Records from a data source
────────────────────

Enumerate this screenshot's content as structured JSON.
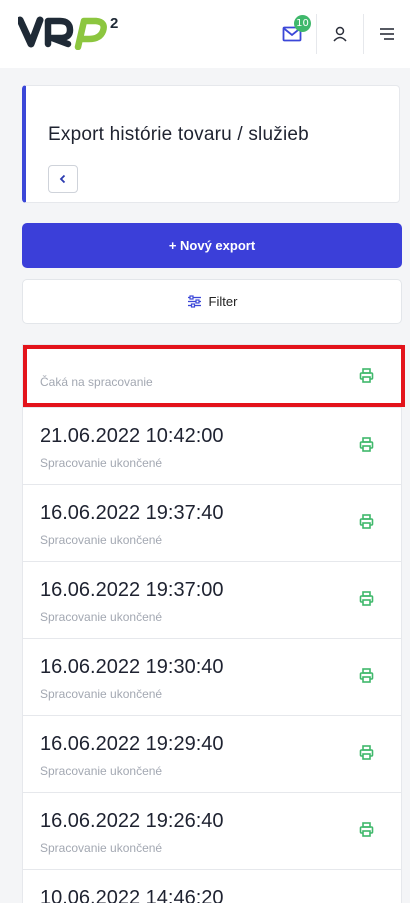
{
  "header": {
    "logo_text": "VRP²",
    "mail_badge": "10",
    "icons": [
      "mail-icon",
      "user-icon",
      "menu-icon"
    ]
  },
  "page": {
    "title": "Export histórie tovaru / služieb",
    "back_icon": "chevron-left-icon"
  },
  "actions": {
    "new_export_label": "+ Nový export",
    "filter_label": "Filter"
  },
  "colors": {
    "accent": "#3b3fd9",
    "print_icon": "#3fb86b",
    "highlight": "#e3131b"
  },
  "exports": [
    {
      "timestamp": "",
      "status": "Čaká na spracovanie"
    },
    {
      "timestamp": "21.06.2022 10:42:00",
      "status": "Spracovanie ukončené"
    },
    {
      "timestamp": "16.06.2022 19:37:40",
      "status": "Spracovanie ukončené"
    },
    {
      "timestamp": "16.06.2022 19:37:00",
      "status": "Spracovanie ukončené"
    },
    {
      "timestamp": "16.06.2022 19:30:40",
      "status": "Spracovanie ukončené"
    },
    {
      "timestamp": "16.06.2022 19:29:40",
      "status": "Spracovanie ukončené"
    },
    {
      "timestamp": "16.06.2022 19:26:40",
      "status": "Spracovanie ukončené"
    },
    {
      "timestamp": "10.06.2022 14:46:20",
      "status": ""
    }
  ]
}
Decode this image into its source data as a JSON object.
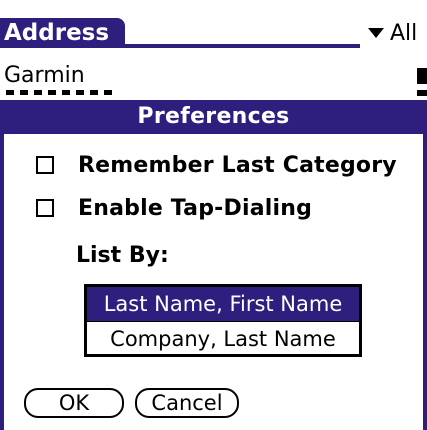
{
  "colors": {
    "accent": "#2e1f7e",
    "background": "#ffffff",
    "text": "#000000"
  },
  "app": {
    "title": "Address",
    "category": "All",
    "category_icon": "triangle-down-icon",
    "records": [
      {
        "name": "Garmin",
        "flag_icon": "note-flag-icon"
      }
    ]
  },
  "dialog": {
    "title": "Preferences",
    "options": [
      {
        "label": "Remember Last Category",
        "checked": false
      },
      {
        "label": "Enable Tap-Dialing",
        "checked": false
      }
    ],
    "list_by_label": "List By:",
    "sort_options": [
      {
        "label": "Last Name, First Name",
        "selected": true
      },
      {
        "label": "Company, Last Name",
        "selected": false
      }
    ],
    "buttons": {
      "ok": "OK",
      "cancel": "Cancel"
    }
  }
}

────────────────────

*REQUIRED WORK:* Repeat the material above in full and unchanged, minus its images.

*WRITTEN RESPONSE:*
Enumerate this screenshot's content as structured JSON.
{
  "header": {
    "logo_text": "VRP²",
    "mail_badge": "10",
    "icons": [
      "mail-icon",
      "user-icon",
      "menu-icon"
    ]
  },
  "page": {
    "title": "Export histórie tovaru / služieb",
    "back_icon": "chevron-left-icon"
  },
  "actions": {
    "new_export_label": "+ Nový export",
    "filter_label": "Filter"
  },
  "colors": {
    "accent": "#3b3fd9",
    "print_icon": "#3fb86b",
    "highlight": "#e3131b"
  },
  "exports": [
    {
      "timestamp": "",
      "status": "Čaká na spracovanie"
    },
    {
      "timestamp": "21.06.2022 10:42:00",
      "status": "Spracovanie ukončené"
    },
    {
      "timestamp": "16.06.2022 19:37:40",
      "status": "Spracovanie ukončené"
    },
    {
      "timestamp": "16.06.2022 19:37:00",
      "status": "Spracovanie ukončené"
    },
    {
      "timestamp": "16.06.2022 19:30:40",
      "status": "Spracovanie ukončené"
    },
    {
      "timestamp": "16.06.2022 19:29:40",
      "status": "Spracovanie ukončené"
    },
    {
      "timestamp": "16.06.2022 19:26:40",
      "status": "Spracovanie ukončené"
    },
    {
      "timestamp": "10.06.2022 14:46:20",
      "status": ""
    }
  ]
}
Decode this image into its source data as a JSON object.
{
  "colors": {
    "accent": "#2e1f7e",
    "background": "#ffffff",
    "text": "#000000"
  },
  "app": {
    "title": "Address",
    "category": "All",
    "category_icon": "triangle-down-icon",
    "records": [
      {
        "name": "Garmin",
        "flag_icon": "note-flag-icon"
      }
    ]
  },
  "dialog": {
    "title": "Preferences",
    "options": [
      {
        "label": "Remember Last Category",
        "checked": false
      },
      {
        "label": "Enable Tap-Dialing",
        "checked": false
      }
    ],
    "list_by_label": "List By:",
    "sort_options": [
      {
        "label": "Last Name, First Name",
        "selected": true
      },
      {
        "label": "Company, Last Name",
        "selected": false
      }
    ],
    "buttons": {
      "ok": "OK",
      "cancel": "Cancel"
    }
  }
}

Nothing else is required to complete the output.